===== Pasaje extraído
Ver así la verdad, como dice que la vió, y guardarla bajo llave, como si fuese cosa de archivo, útil nada más para la historia; ver que el país va descarrilado á precipitarse en el despeñadero, y no hacer desesperadamente todas las señales al pasaje para evitarlo; -los hombres públicos, y menos los que están, como estaba él, en activo, no tienen derecho á hacerlo sin cometer por el mismo hecho un delito de traición contra la patria. (Aplausos.) -Pues todavía no es esto sólo lo que el cauteloso y retrospectivo personaje ha hecho en tal orden. Después de haber contribuido de modo tan directo y tan cruel al trágico derrumbamiento de la patria, ha venido á apoderarse de las ruinas para fundar dinastía personal sobre ellas, haciéndolas feudo de sus hijos y de sus familiares. Julio Favre, aquel ilustre hombre de Estado francés verdaderamente honorable y patriota, después de firmada la paz de Versalles, aunque no había tenido parte la más mínima en el desastre de Francia, ni en su preparación, como la ha tenido, grande y de vario género, Montero Ríos en el desastre de España, se retiró para siempre á la vida privada, sin volver á aparecer en el escenario de la política, para no recordar con su presencia á sus compatriotas las vergüenzas y la humillación del vencimiento y de la desmembración; pero nuestro gran hombre, abnegado si los hay y más patriota que Favre, no ha vacilado en hacer el sacrificio de tomar sobre sí el gobierno del mísero pedazo de España que los yankees no quisieron llevarse y que él nos trajo de París en la maleta.
==========
===== Información extraída
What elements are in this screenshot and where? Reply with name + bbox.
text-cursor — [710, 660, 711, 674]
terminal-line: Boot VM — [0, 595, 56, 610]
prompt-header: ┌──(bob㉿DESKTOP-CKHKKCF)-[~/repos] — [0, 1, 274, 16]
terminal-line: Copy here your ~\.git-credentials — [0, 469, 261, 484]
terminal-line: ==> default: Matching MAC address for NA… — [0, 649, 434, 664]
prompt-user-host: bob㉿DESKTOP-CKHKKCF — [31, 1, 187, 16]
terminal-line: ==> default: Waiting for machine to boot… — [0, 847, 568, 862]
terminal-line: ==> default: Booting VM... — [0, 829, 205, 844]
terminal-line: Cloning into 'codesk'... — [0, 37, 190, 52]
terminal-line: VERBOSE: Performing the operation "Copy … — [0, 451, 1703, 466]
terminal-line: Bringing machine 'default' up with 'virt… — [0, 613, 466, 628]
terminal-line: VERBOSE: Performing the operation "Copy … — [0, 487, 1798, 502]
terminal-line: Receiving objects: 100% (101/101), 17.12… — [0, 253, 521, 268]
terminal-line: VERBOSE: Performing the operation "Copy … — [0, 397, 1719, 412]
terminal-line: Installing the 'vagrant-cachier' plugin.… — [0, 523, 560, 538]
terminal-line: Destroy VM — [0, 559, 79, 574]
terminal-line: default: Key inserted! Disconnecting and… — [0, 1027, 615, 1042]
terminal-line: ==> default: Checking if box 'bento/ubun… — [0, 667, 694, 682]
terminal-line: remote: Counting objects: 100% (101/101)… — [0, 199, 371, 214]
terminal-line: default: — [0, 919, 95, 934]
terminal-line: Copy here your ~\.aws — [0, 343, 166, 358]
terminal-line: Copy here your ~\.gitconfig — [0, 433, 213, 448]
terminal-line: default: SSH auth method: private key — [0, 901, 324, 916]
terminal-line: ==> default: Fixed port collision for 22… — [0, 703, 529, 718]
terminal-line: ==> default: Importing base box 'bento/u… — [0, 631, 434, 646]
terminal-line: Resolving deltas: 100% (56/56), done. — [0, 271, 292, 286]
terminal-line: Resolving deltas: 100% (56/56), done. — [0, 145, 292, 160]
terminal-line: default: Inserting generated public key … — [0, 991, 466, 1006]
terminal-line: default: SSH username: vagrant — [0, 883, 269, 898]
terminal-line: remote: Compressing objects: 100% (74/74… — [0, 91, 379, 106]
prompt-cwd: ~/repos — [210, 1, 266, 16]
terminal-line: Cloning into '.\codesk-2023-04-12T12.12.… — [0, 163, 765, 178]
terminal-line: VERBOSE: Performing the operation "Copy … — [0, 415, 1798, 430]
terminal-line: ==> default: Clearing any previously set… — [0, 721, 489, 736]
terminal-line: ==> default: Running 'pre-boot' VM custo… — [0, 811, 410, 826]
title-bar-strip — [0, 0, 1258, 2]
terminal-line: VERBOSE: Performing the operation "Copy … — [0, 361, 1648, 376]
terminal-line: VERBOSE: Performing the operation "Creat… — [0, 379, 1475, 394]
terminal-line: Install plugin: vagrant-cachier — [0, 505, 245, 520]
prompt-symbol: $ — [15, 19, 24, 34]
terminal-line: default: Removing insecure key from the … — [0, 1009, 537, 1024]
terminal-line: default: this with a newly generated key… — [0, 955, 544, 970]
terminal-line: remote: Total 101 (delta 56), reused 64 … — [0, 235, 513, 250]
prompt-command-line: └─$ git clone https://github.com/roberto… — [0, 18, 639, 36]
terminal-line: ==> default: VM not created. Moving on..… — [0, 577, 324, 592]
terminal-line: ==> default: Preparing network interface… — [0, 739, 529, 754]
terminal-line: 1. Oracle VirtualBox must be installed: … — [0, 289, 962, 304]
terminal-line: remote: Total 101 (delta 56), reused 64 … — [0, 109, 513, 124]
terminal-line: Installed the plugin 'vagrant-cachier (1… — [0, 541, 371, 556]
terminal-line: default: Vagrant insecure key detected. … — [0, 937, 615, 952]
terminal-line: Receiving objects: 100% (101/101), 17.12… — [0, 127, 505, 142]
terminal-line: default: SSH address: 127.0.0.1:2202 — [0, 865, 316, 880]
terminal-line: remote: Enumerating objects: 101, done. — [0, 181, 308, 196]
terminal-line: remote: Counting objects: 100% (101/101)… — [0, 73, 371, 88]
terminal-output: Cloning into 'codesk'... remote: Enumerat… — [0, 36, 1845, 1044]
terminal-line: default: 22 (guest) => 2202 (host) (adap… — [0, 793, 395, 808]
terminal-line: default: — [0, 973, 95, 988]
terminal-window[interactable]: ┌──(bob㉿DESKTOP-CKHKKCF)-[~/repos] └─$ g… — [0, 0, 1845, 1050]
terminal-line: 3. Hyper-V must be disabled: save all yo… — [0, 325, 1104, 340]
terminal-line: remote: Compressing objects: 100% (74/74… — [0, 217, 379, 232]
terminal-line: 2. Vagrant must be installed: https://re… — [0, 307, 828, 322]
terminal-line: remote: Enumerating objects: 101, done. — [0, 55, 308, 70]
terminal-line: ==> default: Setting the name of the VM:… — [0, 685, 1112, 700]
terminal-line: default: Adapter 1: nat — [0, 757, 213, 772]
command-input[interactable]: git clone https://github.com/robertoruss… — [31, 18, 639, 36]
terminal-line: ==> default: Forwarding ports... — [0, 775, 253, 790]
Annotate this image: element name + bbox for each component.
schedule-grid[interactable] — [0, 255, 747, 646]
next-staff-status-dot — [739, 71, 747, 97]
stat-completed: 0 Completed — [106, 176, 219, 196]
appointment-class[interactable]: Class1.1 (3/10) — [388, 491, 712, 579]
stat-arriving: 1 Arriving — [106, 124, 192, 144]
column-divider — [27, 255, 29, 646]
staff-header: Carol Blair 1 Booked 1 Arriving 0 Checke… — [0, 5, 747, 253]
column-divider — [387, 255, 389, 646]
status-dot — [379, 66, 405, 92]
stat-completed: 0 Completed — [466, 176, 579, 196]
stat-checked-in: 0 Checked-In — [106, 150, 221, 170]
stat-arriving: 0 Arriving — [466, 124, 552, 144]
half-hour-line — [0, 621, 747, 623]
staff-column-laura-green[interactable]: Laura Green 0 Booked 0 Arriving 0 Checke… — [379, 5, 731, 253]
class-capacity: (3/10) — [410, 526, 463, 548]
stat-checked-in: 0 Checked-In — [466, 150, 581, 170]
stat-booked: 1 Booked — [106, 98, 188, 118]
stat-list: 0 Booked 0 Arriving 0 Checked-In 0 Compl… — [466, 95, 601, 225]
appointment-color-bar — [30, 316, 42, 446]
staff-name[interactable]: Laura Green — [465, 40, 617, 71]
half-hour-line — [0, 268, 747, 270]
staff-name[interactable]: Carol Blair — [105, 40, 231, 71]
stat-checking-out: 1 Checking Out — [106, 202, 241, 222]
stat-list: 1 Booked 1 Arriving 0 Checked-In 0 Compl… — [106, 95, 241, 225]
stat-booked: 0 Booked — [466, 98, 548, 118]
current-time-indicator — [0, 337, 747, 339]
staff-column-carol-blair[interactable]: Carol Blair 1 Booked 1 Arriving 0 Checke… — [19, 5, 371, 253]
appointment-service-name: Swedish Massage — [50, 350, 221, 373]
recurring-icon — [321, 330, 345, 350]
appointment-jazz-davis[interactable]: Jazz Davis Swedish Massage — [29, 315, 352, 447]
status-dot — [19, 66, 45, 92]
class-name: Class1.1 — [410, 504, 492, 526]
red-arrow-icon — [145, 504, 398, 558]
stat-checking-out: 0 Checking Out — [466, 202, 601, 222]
==========
» **Lista de tareas**
1) Reformula como tabla Markdown las filas desde su comienzo hasta la que contiene "terminal-line: Copy here your ~\.git-credentials", ambas incluidas, con las columnas «Número» y «Línea» y sin las líneas en blanco.
2) Continúa el discurso sobre Montero Ríos a partir del punto en que se detiene.
El pasaje y las filas no tienen relación entre sí.

» **Respuestas**
1)
| Número | Línea |
|---|---|
| 1 | What elements are in this screenshot and where? Reply with name + bbox. |
| 2 | text-cursor — [710, 660, 711, 674] |
| 3 | terminal-line: Boot VM — [0, 595, 56, 610] |
| 4 | prompt-header: ┌──(bob㉿DESKTOP-CKHKKCF)-[~/repos] — [0, 1, 274, 16] |
| 5 | terminal-line: Copy here your ~\.git-credentials — [0, 469, 261, 484] |

2)
¿Es siquiera sólo en este ramo de la política exterior y colonial donde el cauteloso estadista galaico sacrificó la nación española en aras de sus conveniencias presentes y de sus expectativas presidenciales? No, que la ha traicionado igualmente en todo lo demás. Él era uno de los hombres más influyentes de la política borbónica, una verdadera potencia en los dos campos restauradores: era, además, uno de los jefes del partido gobernante, nada menos que presidente del Senado y heredero presunto del entonces jefe del Gobierno, Sr. Sagasta; de otro lado, declara que estaba convencido de que caminábamos á la perdición, que por su partido se gobernaba desatinadamente, haciendo lo contrario de lo que España habría necesitado que se hiciese para reponerse de su quiebra; y, sin embargo, el gran hombre no le dijo al país ni les dijo á las Cámaras nada de eso, que partiendo de él, podría haber sido decisivo para que la política mudase de rumbo; dejó correr las cosas; vió con indiferencia cómo el país seguía rodando hacia nuevos abismos, porque él iba bien en el machito, y aguardó á que Sagasta acabase de expirar, para decir, sin un minuto de transición, delante del cadáver todavía caliente, á guisa de responso y de panegírico, ¡que era preciso gobernar de modo contrario á como se había venido gobernando hasta entonces! El hombre habla sido infiel al país; ahora era además desleal con el jefe, á quien no podía ya seguir explotando y que dejaba vacante la suculenta y codiciada comandita del cetro español. (Aplausos.)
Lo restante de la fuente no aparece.